TASK DETAILS:
Extract the part of the records that opens with the line containing "new-terminal-icon[interactable]: ＋⌄ <box>1808" and closes with the line containing "breadcrumb-item[interactable]: MVVMDemo <box>956", copying each line exactly.

EXTRACTED ENTRIES:
******************************
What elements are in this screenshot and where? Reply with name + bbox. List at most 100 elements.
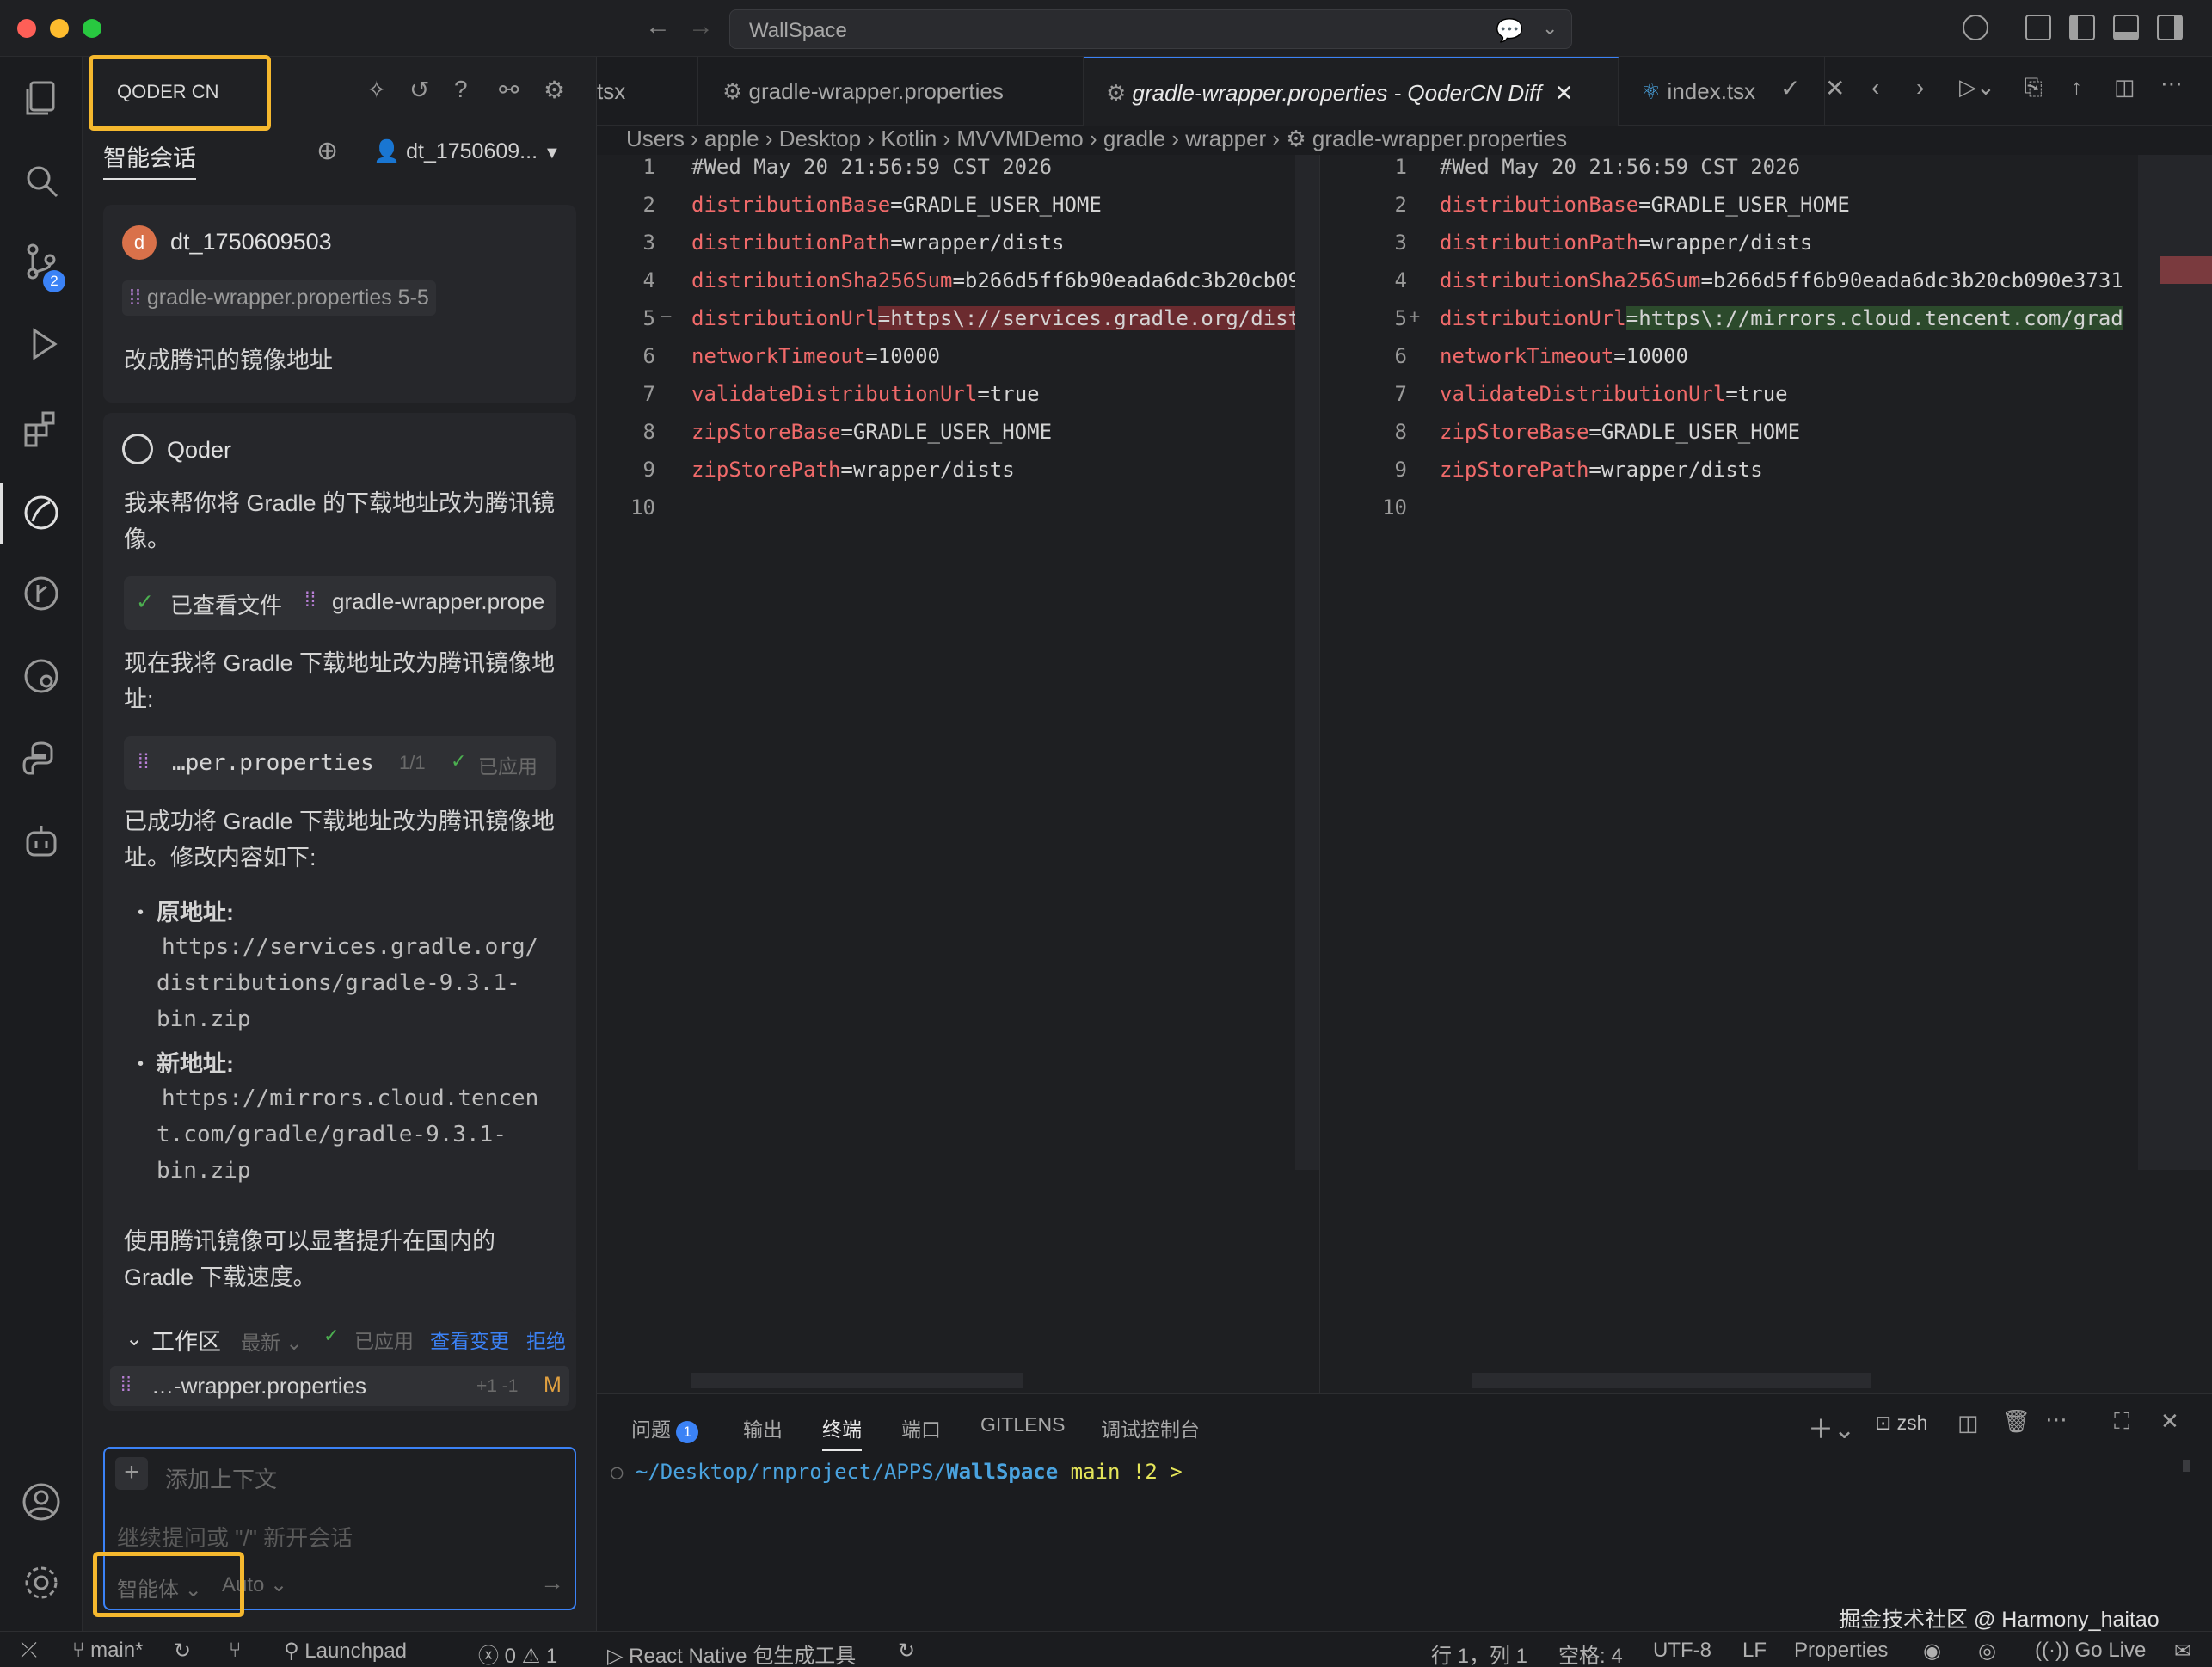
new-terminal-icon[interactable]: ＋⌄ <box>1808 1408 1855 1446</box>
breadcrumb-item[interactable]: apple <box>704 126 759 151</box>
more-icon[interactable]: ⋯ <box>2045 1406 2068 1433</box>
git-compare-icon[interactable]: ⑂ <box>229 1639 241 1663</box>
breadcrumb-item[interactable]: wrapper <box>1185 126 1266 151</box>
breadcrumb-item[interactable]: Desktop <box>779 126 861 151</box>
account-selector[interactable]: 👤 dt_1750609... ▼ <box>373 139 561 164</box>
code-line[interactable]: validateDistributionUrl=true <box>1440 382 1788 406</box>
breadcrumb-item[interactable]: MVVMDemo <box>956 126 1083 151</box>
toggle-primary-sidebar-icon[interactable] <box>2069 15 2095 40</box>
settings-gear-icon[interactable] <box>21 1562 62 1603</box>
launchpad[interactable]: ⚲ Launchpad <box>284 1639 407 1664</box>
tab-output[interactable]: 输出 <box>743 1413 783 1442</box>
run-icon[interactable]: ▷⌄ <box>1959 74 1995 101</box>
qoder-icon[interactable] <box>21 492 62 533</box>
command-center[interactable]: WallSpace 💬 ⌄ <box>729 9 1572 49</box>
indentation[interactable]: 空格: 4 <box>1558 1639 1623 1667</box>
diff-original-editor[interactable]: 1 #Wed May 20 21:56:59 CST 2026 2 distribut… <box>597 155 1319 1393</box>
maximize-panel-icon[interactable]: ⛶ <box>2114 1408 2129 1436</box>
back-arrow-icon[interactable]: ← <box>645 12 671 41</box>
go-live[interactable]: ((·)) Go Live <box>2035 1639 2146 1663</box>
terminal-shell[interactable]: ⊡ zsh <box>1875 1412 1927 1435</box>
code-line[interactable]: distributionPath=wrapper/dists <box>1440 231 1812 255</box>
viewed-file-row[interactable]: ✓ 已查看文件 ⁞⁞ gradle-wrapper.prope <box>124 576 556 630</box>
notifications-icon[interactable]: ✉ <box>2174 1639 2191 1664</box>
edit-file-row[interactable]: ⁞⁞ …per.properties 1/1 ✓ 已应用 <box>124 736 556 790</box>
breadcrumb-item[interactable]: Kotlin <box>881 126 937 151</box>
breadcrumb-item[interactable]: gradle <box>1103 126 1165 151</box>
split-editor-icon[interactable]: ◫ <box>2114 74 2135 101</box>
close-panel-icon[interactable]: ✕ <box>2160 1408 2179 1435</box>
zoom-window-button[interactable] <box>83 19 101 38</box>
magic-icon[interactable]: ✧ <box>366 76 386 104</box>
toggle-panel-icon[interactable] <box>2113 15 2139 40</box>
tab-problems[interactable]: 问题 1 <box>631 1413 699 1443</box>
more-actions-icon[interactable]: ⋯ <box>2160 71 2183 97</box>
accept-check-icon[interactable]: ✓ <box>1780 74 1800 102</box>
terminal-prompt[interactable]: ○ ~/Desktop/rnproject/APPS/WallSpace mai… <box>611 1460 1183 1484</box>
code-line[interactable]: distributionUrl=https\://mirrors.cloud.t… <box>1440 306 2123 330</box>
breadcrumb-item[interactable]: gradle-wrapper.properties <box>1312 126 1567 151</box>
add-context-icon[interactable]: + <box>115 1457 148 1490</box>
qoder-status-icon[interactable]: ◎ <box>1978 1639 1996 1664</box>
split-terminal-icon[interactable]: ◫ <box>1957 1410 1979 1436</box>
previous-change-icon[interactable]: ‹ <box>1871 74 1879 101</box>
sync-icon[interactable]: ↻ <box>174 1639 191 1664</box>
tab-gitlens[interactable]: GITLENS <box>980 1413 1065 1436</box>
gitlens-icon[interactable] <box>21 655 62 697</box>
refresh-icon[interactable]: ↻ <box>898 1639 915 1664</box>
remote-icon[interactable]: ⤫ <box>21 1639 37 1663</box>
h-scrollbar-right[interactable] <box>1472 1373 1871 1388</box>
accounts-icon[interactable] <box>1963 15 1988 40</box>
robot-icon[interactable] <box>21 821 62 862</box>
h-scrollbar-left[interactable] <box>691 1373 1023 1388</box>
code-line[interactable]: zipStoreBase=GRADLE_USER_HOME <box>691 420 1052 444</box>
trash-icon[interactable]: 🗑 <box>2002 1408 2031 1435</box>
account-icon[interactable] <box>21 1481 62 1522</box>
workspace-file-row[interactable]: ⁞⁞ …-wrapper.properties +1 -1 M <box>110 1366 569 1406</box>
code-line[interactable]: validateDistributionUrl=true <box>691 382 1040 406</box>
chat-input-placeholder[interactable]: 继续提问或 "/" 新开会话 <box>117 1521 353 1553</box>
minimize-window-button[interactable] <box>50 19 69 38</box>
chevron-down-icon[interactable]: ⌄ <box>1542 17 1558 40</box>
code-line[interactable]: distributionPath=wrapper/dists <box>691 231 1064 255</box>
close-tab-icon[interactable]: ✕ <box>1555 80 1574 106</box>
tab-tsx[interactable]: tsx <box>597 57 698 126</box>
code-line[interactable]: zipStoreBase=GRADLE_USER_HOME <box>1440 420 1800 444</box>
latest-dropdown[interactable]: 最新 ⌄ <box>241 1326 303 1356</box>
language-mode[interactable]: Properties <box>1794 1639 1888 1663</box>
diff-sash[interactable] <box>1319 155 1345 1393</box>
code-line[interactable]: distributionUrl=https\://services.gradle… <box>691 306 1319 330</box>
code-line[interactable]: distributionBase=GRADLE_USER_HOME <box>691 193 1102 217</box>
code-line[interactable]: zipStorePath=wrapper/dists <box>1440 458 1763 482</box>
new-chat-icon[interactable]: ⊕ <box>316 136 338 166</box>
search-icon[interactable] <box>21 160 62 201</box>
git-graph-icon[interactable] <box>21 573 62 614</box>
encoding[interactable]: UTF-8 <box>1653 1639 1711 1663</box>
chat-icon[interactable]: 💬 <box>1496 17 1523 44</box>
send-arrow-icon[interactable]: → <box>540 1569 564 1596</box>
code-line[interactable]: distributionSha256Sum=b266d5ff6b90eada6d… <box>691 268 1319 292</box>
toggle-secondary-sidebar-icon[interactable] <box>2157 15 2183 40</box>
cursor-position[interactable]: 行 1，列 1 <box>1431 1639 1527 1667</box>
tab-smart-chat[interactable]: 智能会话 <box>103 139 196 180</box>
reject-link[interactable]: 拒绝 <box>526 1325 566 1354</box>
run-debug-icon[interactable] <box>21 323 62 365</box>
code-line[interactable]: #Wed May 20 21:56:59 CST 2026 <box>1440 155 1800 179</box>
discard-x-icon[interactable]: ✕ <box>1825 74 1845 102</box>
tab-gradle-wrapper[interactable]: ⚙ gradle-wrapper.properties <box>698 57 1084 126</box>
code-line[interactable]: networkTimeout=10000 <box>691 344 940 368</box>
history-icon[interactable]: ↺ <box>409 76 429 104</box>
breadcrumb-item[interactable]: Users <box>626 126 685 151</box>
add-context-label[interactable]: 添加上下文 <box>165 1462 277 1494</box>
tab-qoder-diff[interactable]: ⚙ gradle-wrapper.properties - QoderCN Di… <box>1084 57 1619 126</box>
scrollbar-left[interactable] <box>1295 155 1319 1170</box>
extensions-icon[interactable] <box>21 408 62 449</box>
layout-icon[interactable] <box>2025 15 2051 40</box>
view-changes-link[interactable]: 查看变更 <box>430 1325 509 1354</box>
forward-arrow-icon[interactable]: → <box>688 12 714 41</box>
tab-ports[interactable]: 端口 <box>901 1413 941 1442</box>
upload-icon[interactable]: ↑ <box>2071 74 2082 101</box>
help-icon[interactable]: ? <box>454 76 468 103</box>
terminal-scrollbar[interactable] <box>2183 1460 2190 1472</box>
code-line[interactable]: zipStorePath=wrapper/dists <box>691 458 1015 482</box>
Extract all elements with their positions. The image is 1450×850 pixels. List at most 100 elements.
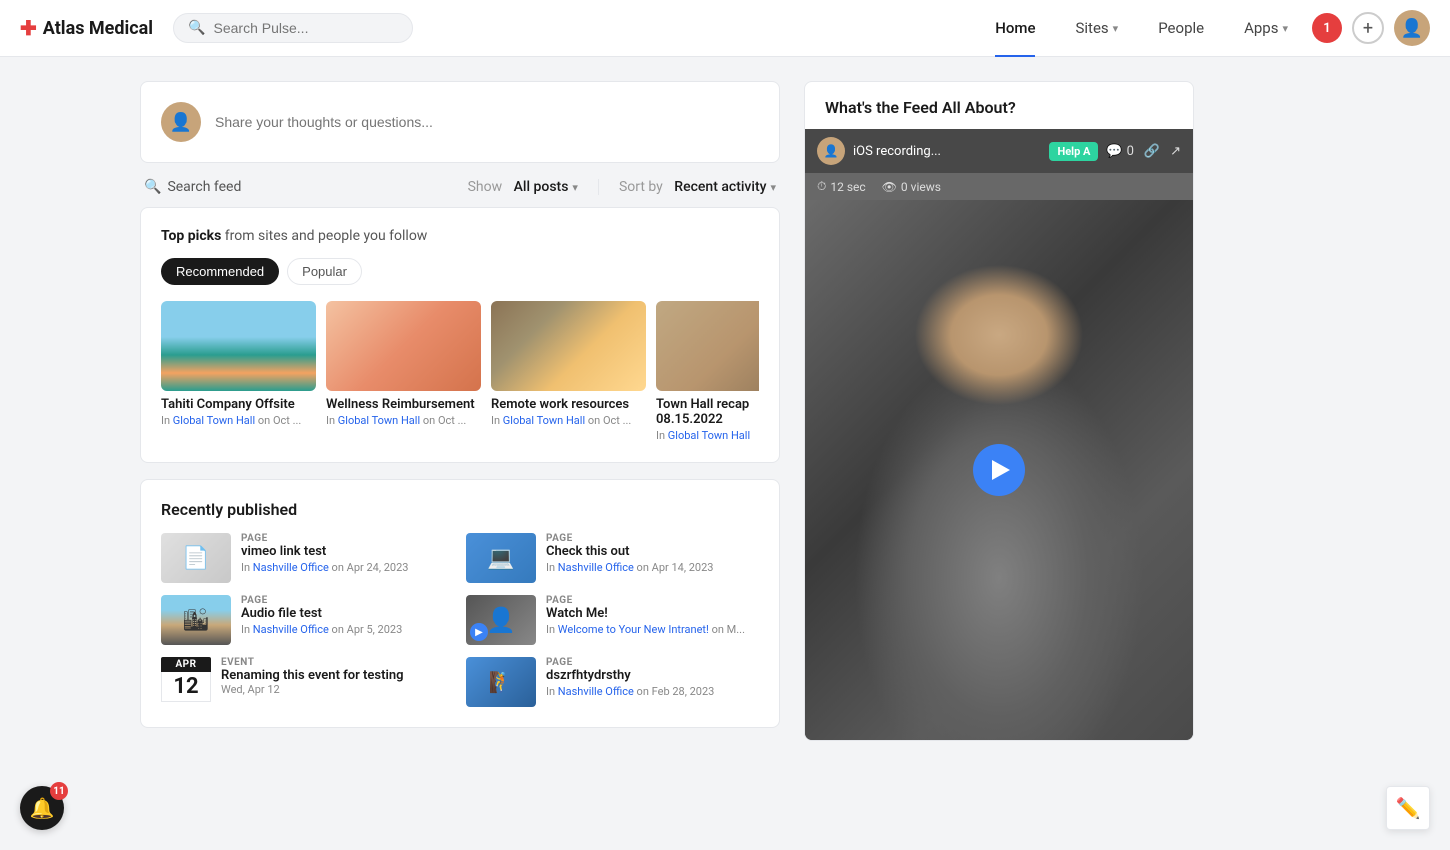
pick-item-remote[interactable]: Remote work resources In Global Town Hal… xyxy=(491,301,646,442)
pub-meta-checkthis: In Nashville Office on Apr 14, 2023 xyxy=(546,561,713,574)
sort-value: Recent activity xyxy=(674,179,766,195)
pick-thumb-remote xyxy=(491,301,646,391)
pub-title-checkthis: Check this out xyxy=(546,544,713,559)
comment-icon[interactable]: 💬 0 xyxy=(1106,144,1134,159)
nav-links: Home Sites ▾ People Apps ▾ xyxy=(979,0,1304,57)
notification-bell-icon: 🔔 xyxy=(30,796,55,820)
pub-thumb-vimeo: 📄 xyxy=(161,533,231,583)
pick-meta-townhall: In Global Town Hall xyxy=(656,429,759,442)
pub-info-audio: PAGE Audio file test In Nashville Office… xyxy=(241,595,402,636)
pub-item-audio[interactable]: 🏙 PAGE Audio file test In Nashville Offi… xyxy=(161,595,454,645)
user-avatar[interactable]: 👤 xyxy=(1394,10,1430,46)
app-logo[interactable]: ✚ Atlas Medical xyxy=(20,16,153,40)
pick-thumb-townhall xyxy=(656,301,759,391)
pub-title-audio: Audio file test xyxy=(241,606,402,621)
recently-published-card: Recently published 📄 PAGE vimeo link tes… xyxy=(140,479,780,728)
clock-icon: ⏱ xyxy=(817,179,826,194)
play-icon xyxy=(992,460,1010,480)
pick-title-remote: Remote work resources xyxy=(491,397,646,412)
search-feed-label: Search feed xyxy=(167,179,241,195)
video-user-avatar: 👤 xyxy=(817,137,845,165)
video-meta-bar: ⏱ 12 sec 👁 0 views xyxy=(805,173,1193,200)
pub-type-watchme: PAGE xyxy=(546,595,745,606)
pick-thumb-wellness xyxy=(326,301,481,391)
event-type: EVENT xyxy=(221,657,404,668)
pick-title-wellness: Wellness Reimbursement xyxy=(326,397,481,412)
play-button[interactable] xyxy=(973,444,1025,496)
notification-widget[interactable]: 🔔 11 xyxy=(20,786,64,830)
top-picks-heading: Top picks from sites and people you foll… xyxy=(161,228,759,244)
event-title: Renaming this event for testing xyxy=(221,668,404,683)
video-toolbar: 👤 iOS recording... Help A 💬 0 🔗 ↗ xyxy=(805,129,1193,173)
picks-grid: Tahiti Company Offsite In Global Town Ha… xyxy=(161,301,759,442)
******************************
TASK RESPONSE:
new-terminal-icon[interactable]: ＋⌄ <box>1808 1408 1855 1446</box>
breadcrumb-item[interactable]: apple <box>704 126 759 151</box>
more-icon[interactable]: ⋯ <box>2045 1406 2068 1433</box>
git-compare-icon[interactable]: ⑂ <box>229 1639 241 1663</box>
breadcrumb-item[interactable]: wrapper <box>1185 126 1266 151</box>
breadcrumb-item[interactable]: Desktop <box>779 126 861 151</box>
account-selector[interactable]: 👤 dt_1750609... ▼ <box>373 139 561 164</box>
code-line[interactable]: validateDistributionUrl=true <box>1440 382 1788 406</box>
breadcrumb-item[interactable]: MVVMDemo <box>956 126 1083 151</box>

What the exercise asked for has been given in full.